Objective
Retype the whole listing verbatim and keep the pictures out of it.

Data records

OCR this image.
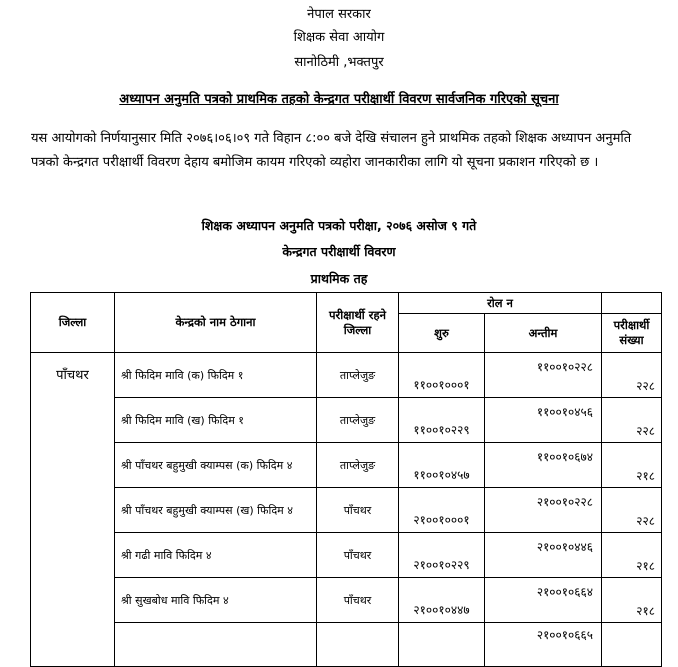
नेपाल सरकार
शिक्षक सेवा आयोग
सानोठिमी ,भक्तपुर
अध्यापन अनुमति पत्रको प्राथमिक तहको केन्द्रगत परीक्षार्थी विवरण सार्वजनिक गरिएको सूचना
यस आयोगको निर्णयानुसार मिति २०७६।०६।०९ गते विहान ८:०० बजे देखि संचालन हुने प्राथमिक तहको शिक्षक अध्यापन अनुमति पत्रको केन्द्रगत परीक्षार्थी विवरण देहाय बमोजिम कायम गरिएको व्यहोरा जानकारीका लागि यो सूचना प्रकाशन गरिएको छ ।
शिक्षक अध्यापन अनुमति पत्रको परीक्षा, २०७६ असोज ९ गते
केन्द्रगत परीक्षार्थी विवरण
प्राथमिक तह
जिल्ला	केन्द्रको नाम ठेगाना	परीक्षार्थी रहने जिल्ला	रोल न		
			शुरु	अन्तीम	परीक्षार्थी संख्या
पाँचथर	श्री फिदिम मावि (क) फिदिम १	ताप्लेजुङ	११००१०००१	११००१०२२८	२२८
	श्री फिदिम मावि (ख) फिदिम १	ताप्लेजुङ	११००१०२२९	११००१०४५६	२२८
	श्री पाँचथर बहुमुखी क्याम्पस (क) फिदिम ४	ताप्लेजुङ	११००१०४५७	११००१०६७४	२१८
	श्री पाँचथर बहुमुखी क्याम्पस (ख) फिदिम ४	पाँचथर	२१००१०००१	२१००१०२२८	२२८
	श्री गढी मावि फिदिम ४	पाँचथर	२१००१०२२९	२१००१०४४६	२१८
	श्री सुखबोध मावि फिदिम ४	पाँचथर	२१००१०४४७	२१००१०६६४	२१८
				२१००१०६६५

Written solution
OCR this image.
नेपाल सरकार
शिक्षक सेवा आयोग
सानोठिमी ,भक्तपुर
अध्यापन अनुमति पत्रको प्राथमिक तहको केन्द्रगत परीक्षार्थी विवरण सार्वजनिक गरिएको सूचना
यस आयोगको निर्णयानुसार मिति २०७६।०६।०९ गते विहान ८:०० बजे देखि संचालन हुने प्राथमिक तहको शिक्षक अध्यापन अनुमति पत्रको केन्द्रगत परीक्षार्थी विवरण देहाय बमोजिम कायम गरिएको व्यहोरा जानकारीका लागि यो सूचना प्रकाशन गरिएको छ ।
शिक्षक अध्यापन अनुमति पत्रको परीक्षा, २०७६ असोज ९ गते
केन्द्रगत परीक्षार्थी विवरण
प्राथमिक तह
जिल्ला	केन्द्रको नाम ठेगाना	परीक्षार्थी रहने जिल्ला	रोल न		
			शुरु	अन्तीम	परीक्षार्थी संख्या
पाँचथर	श्री फिदिम मावि (क) फिदिम १	ताप्लेजुङ	११००१०००१	११००१०२२८	२२८
	श्री फिदिम मावि (ख) फिदिम १	ताप्लेजुङ	११००१०२२९	११००१०४५६	२२८
	श्री पाँचथर बहुमुखी क्याम्पस (क) फिदिम ४	ताप्लेजुङ	११००१०४५७	११००१०६७४	२१८
	श्री पाँचथर बहुमुखी क्याम्पस (ख) फिदिम ४	पाँचथर	२१००१०००१	२१००१०२२८	२२८
	श्री गढी मावि फिदिम ४	पाँचथर	२१००१०२२९	२१००१०४४६	२१८
	श्री सुखबोध मावि फिदिम ४	पाँचथर	२१००१०४४७	२१००१०६६४	२१८
				२१००१०६६५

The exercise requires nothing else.